== Given instruction ==
Copy each entry as it stands, leaving nothing out.

== Collection entries ==
··········
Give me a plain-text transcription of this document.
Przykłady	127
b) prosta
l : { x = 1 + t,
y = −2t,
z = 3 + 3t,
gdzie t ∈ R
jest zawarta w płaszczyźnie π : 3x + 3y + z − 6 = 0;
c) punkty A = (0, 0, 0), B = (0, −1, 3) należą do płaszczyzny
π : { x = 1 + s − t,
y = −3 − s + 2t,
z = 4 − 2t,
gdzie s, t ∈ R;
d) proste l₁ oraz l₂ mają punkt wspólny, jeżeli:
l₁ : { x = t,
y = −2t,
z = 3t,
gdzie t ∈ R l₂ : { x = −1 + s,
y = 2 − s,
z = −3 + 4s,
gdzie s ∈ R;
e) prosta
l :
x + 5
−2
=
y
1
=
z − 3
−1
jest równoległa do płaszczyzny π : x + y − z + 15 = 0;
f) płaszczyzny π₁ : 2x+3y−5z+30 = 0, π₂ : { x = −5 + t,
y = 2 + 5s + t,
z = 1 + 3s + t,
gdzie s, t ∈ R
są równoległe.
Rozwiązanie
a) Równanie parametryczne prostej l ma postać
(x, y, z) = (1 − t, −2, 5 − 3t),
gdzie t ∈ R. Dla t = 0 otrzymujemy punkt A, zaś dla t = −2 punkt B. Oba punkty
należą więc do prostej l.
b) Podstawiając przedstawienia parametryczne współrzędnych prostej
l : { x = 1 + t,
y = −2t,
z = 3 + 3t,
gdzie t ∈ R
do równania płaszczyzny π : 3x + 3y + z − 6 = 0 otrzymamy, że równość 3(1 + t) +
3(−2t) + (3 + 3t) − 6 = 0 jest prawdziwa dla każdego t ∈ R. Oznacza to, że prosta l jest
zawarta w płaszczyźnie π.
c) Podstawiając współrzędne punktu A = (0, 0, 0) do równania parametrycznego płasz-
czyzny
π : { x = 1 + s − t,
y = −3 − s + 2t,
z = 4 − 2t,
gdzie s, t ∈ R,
··········
== The response ==
Give me a plain-text transcription of this document.
Przykłady	127
b) prosta
l : { x = 1 + t,
y = −2t,
z = 3 + 3t,
gdzie t ∈ R
jest zawarta w płaszczyźnie π : 3x + 3y + z − 6 = 0;
c) punkty A = (0, 0, 0), B = (0, −1, 3) należą do płaszczyzny
π : { x = 1 + s − t,
y = −3 − s + 2t,
z = 4 − 2t,
gdzie s, t ∈ R;
d) proste l₁ oraz l₂ mają punkt wspólny, jeżeli:
l₁ : { x = t,
y = −2t,
z = 3t,
gdzie t ∈ R l₂ : { x = −1 + s,
y = 2 − s,
z = −3 + 4s,
gdzie s ∈ R;
e) prosta
l :
x + 5
−2
=
y
1
=
z − 3
−1
jest równoległa do płaszczyzny π : x + y − z + 15 = 0;
f) płaszczyzny π₁ : 2x+3y−5z+30 = 0, π₂ : { x = −5 + t,
y = 2 + 5s + t,
z = 1 + 3s + t,
gdzie s, t ∈ R
są równoległe.
Rozwiązanie
a) Równanie parametryczne prostej l ma postać
(x, y, z) = (1 − t, −2, 5 − 3t),
gdzie t ∈ R. Dla t = 0 otrzymujemy punkt A, zaś dla t = −2 punkt B. Oba punkty
należą więc do prostej l.
b) Podstawiając przedstawienia parametryczne współrzędnych prostej
l : { x = 1 + t,
y = −2t,
z = 3 + 3t,
gdzie t ∈ R
do równania płaszczyzny π : 3x + 3y + z − 6 = 0 otrzymamy, że równość 3(1 + t) +
3(−2t) + (3 + 3t) − 6 = 0 jest prawdziwa dla każdego t ∈ R. Oznacza to, że prosta l jest
zawarta w płaszczyźnie π.
c) Podstawiając współrzędne punktu A = (0, 0, 0) do równania parametrycznego płasz-
czyzny
π : { x = 1 + s − t,
y = −3 − s + 2t,
z = 4 − 2t,
gdzie s, t ∈ R,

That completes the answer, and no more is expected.